[PROVIDED PASSAGE]:
New push will help children meet individualized literacy goals in preschool — from news.ku.edu as posted by Brendan Lynch

Excerpt:

LAWRENCE — Researchers from the Juniper Gardens Children’s Project at the University of Kansas are improving kids’ response to literacy instruction in Kansas City area preschool classrooms.

The new program, called Literacy 360°, will train psychologists, early childhood special educators and teachers to individualize literacy interventions for children who are not making progress (sometimes due to disabilities or factors such as coming from a home where English isn’t the primary language).

The designers of the four-year project, funded by $1.4 million from the U.S. Department of Education, liken it to “personalized medicine” for literacy instruction.

[PROMPT A]: According to the Literacy 360° excerpt, how much funding does the four-year project receive, and from what source?
[PROMPT B]: Extend the Literacy 360° excerpt with a few more sentences, picking up after its final sentence.
None of the lines that come next are needed for this work.

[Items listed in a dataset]
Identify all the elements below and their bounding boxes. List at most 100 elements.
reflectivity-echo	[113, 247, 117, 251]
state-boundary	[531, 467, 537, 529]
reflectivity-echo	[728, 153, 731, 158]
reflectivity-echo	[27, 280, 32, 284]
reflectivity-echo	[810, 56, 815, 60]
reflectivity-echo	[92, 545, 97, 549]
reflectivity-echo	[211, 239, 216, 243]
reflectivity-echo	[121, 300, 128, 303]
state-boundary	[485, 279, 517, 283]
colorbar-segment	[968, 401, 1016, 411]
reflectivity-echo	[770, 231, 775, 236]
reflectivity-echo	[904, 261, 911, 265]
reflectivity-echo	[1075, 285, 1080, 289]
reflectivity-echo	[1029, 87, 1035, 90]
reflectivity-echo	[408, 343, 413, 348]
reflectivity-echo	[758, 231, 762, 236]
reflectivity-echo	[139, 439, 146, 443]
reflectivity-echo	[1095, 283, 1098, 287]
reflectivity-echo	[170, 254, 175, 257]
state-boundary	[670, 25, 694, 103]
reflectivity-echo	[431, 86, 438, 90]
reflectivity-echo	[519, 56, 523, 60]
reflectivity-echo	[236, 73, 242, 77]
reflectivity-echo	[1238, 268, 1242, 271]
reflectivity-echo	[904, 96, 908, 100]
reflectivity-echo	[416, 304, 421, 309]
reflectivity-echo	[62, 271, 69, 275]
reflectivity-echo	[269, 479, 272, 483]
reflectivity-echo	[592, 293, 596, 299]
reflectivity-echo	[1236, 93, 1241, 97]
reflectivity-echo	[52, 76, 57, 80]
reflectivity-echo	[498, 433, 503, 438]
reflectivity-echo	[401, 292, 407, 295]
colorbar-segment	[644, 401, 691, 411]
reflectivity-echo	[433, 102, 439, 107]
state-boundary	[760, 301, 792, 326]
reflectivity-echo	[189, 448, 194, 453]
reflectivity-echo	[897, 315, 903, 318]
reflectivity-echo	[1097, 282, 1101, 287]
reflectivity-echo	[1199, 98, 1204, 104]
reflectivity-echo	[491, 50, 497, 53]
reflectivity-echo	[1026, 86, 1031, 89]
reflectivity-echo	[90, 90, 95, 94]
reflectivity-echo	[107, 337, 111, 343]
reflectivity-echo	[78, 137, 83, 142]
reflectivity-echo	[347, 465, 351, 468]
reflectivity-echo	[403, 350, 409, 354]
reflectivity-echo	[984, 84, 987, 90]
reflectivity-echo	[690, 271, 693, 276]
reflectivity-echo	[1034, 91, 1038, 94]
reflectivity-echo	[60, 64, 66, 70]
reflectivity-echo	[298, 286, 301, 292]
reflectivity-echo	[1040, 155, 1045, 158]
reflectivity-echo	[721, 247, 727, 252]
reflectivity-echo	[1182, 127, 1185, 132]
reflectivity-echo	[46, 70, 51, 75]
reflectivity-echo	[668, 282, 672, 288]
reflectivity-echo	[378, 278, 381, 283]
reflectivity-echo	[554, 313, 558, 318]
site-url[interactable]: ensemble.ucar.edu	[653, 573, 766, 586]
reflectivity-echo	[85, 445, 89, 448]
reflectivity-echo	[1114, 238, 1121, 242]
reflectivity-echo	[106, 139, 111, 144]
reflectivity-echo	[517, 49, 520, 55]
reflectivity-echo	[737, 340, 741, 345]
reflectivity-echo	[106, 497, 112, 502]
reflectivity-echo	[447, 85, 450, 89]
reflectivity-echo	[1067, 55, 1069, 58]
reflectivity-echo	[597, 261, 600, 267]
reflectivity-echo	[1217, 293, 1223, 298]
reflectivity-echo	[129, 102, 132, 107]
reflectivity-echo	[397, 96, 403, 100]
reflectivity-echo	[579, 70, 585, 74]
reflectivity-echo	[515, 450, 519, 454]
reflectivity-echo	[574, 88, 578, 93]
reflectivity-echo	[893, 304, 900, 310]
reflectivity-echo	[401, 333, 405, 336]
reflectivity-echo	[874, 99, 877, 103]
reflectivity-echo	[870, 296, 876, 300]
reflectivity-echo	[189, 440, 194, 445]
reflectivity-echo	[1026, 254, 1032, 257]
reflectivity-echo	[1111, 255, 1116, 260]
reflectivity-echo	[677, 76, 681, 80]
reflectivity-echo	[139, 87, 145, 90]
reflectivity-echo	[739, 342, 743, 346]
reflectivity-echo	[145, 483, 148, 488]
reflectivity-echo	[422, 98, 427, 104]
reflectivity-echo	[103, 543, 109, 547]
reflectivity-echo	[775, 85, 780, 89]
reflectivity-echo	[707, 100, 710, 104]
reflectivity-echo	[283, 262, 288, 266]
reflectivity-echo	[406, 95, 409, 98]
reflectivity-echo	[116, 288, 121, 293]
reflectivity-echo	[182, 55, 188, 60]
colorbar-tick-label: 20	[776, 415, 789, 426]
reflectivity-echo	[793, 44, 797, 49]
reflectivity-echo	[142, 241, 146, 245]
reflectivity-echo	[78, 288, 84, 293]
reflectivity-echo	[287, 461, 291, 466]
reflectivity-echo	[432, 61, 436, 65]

[WRITTEN RESPONSE A]: $1.4 million from the U.S. Department of Education.

[WRITTEN RESPONSE B]:
“One of the challenges that teachers have is knowing what to do when individual young children aren’t making progress in learning their literacy skills,” said Charles Greenwood, director of Literacy 360°. “We see a gap in the information a teacher needs to make those decisions. In using direct observations of the classroom context and teacher talk-child response, a record of what the child and teacher were doing in the classroom can be provided back to teachers.”

To house this information, the Literacy 360° team uses is a classroom observational measure called “CIRCLE,” an acronym for Code for Interactive Recording of Children’s Learning Environment, a tool specifically designed to capture organizational and behavioral features of preschool classroom instruction to help guide intervention decisions.